### Record extracts
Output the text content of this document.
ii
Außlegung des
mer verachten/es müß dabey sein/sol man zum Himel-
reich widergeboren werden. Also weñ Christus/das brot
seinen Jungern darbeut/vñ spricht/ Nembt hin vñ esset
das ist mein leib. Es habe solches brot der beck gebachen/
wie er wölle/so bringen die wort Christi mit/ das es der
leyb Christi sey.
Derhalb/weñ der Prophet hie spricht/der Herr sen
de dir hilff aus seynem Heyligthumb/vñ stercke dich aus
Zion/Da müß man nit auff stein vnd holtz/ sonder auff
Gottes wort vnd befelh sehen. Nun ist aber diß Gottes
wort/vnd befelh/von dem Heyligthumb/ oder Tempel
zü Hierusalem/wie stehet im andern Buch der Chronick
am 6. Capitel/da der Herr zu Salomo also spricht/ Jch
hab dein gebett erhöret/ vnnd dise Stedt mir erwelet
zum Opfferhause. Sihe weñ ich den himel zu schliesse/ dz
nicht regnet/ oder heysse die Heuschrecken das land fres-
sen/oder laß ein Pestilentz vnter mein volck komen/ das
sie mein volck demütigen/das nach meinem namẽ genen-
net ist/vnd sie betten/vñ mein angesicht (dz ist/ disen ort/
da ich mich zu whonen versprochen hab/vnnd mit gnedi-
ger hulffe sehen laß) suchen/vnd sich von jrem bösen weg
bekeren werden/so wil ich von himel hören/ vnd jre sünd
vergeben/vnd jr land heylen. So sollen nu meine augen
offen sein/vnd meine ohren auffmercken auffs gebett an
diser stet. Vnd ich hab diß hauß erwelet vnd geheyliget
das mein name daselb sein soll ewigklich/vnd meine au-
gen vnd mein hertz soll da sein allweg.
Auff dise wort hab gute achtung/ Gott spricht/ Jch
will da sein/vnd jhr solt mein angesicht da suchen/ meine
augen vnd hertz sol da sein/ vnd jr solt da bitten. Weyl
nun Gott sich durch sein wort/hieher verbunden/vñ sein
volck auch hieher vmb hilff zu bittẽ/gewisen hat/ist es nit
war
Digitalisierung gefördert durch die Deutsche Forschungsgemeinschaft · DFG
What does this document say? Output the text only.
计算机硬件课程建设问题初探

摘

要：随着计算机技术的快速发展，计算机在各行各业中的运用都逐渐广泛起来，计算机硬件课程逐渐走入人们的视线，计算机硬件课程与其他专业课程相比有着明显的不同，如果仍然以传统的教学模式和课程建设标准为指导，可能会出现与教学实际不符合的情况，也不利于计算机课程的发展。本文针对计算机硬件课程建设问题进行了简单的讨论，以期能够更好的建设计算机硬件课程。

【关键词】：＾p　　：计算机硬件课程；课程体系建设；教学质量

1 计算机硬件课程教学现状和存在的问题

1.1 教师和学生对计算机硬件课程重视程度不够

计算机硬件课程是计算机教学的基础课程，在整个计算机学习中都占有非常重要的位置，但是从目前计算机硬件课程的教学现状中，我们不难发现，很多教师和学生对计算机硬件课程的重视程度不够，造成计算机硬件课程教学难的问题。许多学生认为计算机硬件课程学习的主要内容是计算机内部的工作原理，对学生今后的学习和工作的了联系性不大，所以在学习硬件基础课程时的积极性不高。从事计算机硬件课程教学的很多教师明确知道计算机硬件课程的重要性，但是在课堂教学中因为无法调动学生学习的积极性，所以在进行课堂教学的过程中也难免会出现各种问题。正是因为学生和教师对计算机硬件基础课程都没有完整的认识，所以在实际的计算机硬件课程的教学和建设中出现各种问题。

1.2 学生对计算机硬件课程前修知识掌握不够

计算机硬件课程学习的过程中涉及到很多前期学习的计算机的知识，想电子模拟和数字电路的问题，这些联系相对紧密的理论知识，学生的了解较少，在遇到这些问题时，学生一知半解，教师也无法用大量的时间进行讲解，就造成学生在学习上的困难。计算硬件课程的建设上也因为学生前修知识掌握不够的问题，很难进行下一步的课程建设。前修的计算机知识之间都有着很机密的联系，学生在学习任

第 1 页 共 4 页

### Instructions to follow
Send back every record, precisely as written.

### Exercise response
Output the text content of this document.
ii
Außlegung des
mer verachten/es müß dabey sein/sol man zum Himel-
reich widergeboren werden. Also weñ Christus/das brot
seinen Jungern darbeut/vñ spricht/ Nembt hin vñ esset
das ist mein leib. Es habe solches brot der beck gebachen/
wie er wölle/so bringen die wort Christi mit/ das es der
leyb Christi sey.
Derhalb/weñ der Prophet hie spricht/der Herr sen
de dir hilff aus seynem Heyligthumb/vñ stercke dich aus
Zion/Da müß man nit auff stein vnd holtz/ sonder auff
Gottes wort vnd befelh sehen. Nun ist aber diß Gottes
wort/vnd befelh/von dem Heyligthumb/ oder Tempel
zü Hierusalem/wie stehet im andern Buch der Chronick
am 6. Capitel/da der Herr zu Salomo also spricht/ Jch
hab dein gebett erhöret/ vnnd dise Stedt mir erwelet
zum Opfferhause. Sihe weñ ich den himel zu schliesse/ dz
nicht regnet/ oder heysse die Heuschrecken das land fres-
sen/oder laß ein Pestilentz vnter mein volck komen/ das
sie mein volck demütigen/das nach meinem namẽ genen-
net ist/vnd sie betten/vñ mein angesicht (dz ist/ disen ort/
da ich mich zu whonen versprochen hab/vnnd mit gnedi-
ger hulffe sehen laß) suchen/vnd sich von jrem bösen weg
bekeren werden/so wil ich von himel hören/ vnd jre sünd
vergeben/vnd jr land heylen. So sollen nu meine augen
offen sein/vnd meine ohren auffmercken auffs gebett an
diser stet. Vnd ich hab diß hauß erwelet vnd geheyliget
das mein name daselb sein soll ewigklich/vnd meine au-
gen vnd mein hertz soll da sein allweg.
Auff dise wort hab gute achtung/ Gott spricht/ Jch
will da sein/vnd jhr solt mein angesicht da suchen/ meine
augen vnd hertz sol da sein/ vnd jr solt da bitten. Weyl
nun Gott sich durch sein wort/hieher verbunden/vñ sein
volck auch hieher vmb hilff zu bittẽ/gewisen hat/ist es nit
war
Digitalisierung gefördert durch die Deutsche Forschungsgemeinschaft · DFG
What does this document say? Output the text only.
计算机硬件课程建设问题初探

摘

要：随着计算机技术的快速发展，计算机在各行各业中的运用都逐渐广泛起来，计算机硬件课程逐渐走入人们的视线，计算机硬件课程与其他专业课程相比有着明显的不同，如果仍然以传统的教学模式和课程建设标准为指导，可能会出现与教学实际不符合的情况，也不利于计算机课程的发展。本文针对计算机硬件课程建设问题进行了简单的讨论，以期能够更好的建设计算机硬件课程。

【关键词】：＾p　　：计算机硬件课程；课程体系建设；教学质量

1 计算机硬件课程教学现状和存在的问题

1.1 教师和学生对计算机硬件课程重视程度不够

计算机硬件课程是计算机教学的基础课程，在整个计算机学习中都占有非常重要的位置，但是从目前计算机硬件课程的教学现状中，我们不难发现，很多教师和学生对计算机硬件课程的重视程度不够，造成计算机硬件课程教学难的问题。许多学生认为计算机硬件课程学习的主要内容是计算机内部的工作原理，对学生今后的学习和工作的了联系性不大，所以在学习硬件基础课程时的积极性不高。从事计算机硬件课程教学的很多教师明确知道计算机硬件课程的重要性，但是在课堂教学中因为无法调动学生学习的积极性，所以在进行课堂教学的过程中也难免会出现各种问题。正是因为学生和教师对计算机硬件基础课程都没有完整的认识，所以在实际的计算机硬件课程的教学和建设中出现各种问题。

1.2 学生对计算机硬件课程前修知识掌握不够

计算机硬件课程学习的过程中涉及到很多前期学习的计算机的知识，想电子模拟和数字电路的问题，这些联系相对紧密的理论知识，学生的了解较少，在遇到这些问题时，学生一知半解，教师也无法用大量的时间进行讲解，就造成学生在学习上的困难。计算硬件课程的建设上也因为学生前修知识掌握不够的问题，很难进行下一步的课程建设。前修的计算机知识之间都有着很机密的联系，学生在学习任

第 1 页 共 4 页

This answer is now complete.